* _WHAT THE TASK REQUIRES_: Take the data that follows and retype it word for word.

================================

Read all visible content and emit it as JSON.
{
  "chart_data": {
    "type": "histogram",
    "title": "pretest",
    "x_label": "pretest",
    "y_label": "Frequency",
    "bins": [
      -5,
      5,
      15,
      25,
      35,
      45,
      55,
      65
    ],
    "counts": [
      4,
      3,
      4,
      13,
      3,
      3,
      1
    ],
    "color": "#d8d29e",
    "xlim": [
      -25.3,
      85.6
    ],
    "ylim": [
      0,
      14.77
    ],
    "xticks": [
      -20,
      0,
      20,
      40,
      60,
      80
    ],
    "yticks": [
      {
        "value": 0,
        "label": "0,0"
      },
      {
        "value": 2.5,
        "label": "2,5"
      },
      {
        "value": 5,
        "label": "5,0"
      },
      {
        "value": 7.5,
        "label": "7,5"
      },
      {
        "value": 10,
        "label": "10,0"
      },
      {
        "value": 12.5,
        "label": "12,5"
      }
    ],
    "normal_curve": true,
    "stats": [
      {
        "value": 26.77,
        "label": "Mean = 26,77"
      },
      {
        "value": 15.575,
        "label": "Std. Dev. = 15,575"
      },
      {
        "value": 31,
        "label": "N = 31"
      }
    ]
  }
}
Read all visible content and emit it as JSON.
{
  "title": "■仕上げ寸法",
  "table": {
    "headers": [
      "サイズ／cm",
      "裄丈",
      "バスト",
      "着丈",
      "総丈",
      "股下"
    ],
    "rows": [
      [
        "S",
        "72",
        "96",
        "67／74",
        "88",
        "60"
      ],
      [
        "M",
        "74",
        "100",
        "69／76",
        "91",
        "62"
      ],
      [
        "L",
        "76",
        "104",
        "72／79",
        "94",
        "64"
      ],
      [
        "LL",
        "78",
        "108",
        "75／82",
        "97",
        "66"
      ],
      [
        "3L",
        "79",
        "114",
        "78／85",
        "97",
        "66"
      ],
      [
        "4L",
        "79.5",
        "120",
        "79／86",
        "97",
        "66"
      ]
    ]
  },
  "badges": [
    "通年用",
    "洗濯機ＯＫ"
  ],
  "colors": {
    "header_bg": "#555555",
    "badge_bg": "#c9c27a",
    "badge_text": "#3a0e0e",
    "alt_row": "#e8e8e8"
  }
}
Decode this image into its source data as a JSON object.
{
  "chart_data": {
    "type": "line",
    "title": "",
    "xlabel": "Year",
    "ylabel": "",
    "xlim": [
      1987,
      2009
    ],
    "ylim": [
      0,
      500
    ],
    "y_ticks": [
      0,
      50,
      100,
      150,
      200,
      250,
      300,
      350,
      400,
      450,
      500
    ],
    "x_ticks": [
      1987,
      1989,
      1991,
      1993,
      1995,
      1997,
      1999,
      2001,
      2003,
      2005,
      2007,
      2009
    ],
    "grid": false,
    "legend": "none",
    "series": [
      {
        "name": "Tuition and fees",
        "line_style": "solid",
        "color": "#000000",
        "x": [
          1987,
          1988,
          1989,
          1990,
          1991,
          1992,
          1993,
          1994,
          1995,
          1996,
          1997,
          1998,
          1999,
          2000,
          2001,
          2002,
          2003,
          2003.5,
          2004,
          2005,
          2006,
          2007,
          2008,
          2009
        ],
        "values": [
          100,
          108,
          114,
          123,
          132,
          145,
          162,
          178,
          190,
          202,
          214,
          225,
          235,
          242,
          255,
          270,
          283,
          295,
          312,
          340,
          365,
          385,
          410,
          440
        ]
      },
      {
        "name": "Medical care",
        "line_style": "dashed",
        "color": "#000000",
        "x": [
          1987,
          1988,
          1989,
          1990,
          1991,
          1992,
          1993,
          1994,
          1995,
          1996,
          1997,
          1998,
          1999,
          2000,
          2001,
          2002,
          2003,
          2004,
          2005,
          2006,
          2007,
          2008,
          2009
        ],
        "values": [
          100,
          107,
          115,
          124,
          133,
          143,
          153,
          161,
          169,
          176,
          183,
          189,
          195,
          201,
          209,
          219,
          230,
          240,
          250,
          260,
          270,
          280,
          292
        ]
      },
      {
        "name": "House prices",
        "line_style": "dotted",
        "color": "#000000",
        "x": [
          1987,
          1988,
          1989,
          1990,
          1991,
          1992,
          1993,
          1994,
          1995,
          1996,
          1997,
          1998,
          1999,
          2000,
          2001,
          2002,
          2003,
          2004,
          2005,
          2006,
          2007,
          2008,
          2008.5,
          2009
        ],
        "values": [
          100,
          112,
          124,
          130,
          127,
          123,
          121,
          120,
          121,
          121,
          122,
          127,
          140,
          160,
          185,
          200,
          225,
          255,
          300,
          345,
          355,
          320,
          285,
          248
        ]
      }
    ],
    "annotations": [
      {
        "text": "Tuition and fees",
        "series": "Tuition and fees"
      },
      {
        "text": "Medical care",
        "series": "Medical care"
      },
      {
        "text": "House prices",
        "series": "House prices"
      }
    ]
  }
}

================================

* _FINISHED TASK_:
Read all visible content and emit it as JSON.
{
  "chart_data": {
    "type": "histogram",
    "title": "pretest",
    "x_label": "pretest",
    "y_label": "Frequency",
    "bins": [
      -5,
      5,
      15,
      25,
      35,
      45,
      55,
      65
    ],
    "counts": [
      4,
      3,
      4,
      13,
      3,
      3,
      1
    ],
    "color": "#d8d29e",
    "xlim": [
      -25.3,
      85.6
    ],
    "ylim": [
      0,
      14.77
    ],
    "xticks": [
      -20,
      0,
      20,
      40,
      60,
      80
    ],
    "yticks": [
      {
        "value": 0,
        "label": "0,0"
      },
      {
        "value": 2.5,
        "label": "2,5"
      },
      {
        "value": 5,
        "label": "5,0"
      },
      {
        "value": 7.5,
        "label": "7,5"
      },
      {
        "value": 10,
        "label": "10,0"
      },
      {
        "value": 12.5,
        "label": "12,5"
      }
    ],
    "normal_curve": true,
    "stats": [
      {
        "value": 26.77,
        "label": "Mean = 26,77"
      },
      {
        "value": 15.575,
        "label": "Std. Dev. = 15,575"
      },
      {
        "value": 31,
        "label": "N = 31"
      }
    ]
  }
}
Read all visible content and emit it as JSON.
{
  "title": "■仕上げ寸法",
  "table": {
    "headers": [
      "サイズ／cm",
      "裄丈",
      "バスト",
      "着丈",
      "総丈",
      "股下"
    ],
    "rows": [
      [
        "S",
        "72",
        "96",
        "67／74",
        "88",
        "60"
      ],
      [
        "M",
        "74",
        "100",
        "69／76",
        "91",
        "62"
      ],
      [
        "L",
        "76",
        "104",
        "72／79",
        "94",
        "64"
      ],
      [
        "LL",
        "78",
        "108",
        "75／82",
        "97",
        "66"
      ],
      [
        "3L",
        "79",
        "114",
        "78／85",
        "97",
        "66"
      ],
      [
        "4L",
        "79.5",
        "120",
        "79／86",
        "97",
        "66"
      ]
    ]
  },
  "badges": [
    "通年用",
    "洗濯機ＯＫ"
  ],
  "colors": {
    "header_bg": "#555555",
    "badge_bg": "#c9c27a",
    "badge_text": "#3a0e0e",
    "alt_row": "#e8e8e8"
  }
}
Decode this image into its source data as a JSON object.
{
  "chart_data": {
    "type": "line",
    "title": "",
    "xlabel": "Year",
    "ylabel": "",
    "xlim": [
      1987,
      2009
    ],
    "ylim": [
      0,
      500
    ],
    "y_ticks": [
      0,
      50,
      100,
      150,
      200,
      250,
      300,
      350,
      400,
      450,
      500
    ],
    "x_ticks": [
      1987,
      1989,
      1991,
      1993,
      1995,
      1997,
      1999,
      2001,
      2003,
      2005,
      2007,
      2009
    ],
    "grid": false,
    "legend": "none",
    "series": [
      {
        "name": "Tuition and fees",
        "line_style": "solid",
        "color": "#000000",
        "x": [
          1987,
          1988,
          1989,
          1990,
          1991,
          1992,
          1993,
          1994,
          1995,
          1996,
          1997,
          1998,
          1999,
          2000,
          2001,
          2002,
          2003,
          2003.5,
          2004,
          2005,
          2006,
          2007,
          2008,
          2009
        ],
        "values": [
          100,
          108,
          114,
          123,
          132,
          145,
          162,
          178,
          190,
          202,
          214,
          225,
          235,
          242,
          255,
          270,
          283,
          295,
          312,
          340,
          365,
          385,
          410,
          440
        ]
      },
      {
        "name": "Medical care",
        "line_style": "dashed",
        "color": "#000000",
        "x": [
          1987,
          1988,
          1989,
          1990,
          1991,
          1992,
          1993,
          1994,
          1995,
          1996,
          1997,
          1998,
          1999,
          2000,
          2001,
          2002,
          2003,
          2004,
          2005,
          2006,
          2007,
          2008,
          2009
        ],
        "values": [
          100,
          107,
          115,
          124,
          133,
          143,
          153,
          161,
          169,
          176,
          183,
          189,
          195,
          201,
          209,
          219,
          230,
          240,
          250,
          260,
          270,
          280,
          292
        ]
      },
      {
        "name": "House prices",
        "line_style": "dotted",
        "color": "#000000",
        "x": [
          1987,
          1988,
          1989,
          1990,
          1991,
          1992,
          1993,
          1994,
          1995,
          1996,
          1997,
          1998,
          1999,
          2000,
          2001,
          2002,
          2003,
          2004,
          2005,
          2006,
          2007,
          2008,
          2008.5,
          2009
        ],
        "values": [
          100,
          112,
          124,
          130,
          127,
          123,
          121,
          120,
          121,
          121,
          122,
          127,
          140,
          160,
          185,
          200,
          225,
          255,
          300,
          345,
          355,
          320,
          285,
          248
        ]
      }
    ],
    "annotations": [
      {
        "text": "Tuition and fees",
        "series": "Tuition and fees"
      },
      {
        "text": "Medical care",
        "series": "Medical care"
      },
      {
        "text": "House prices",
        "series": "House prices"
      }
    ]
  }
}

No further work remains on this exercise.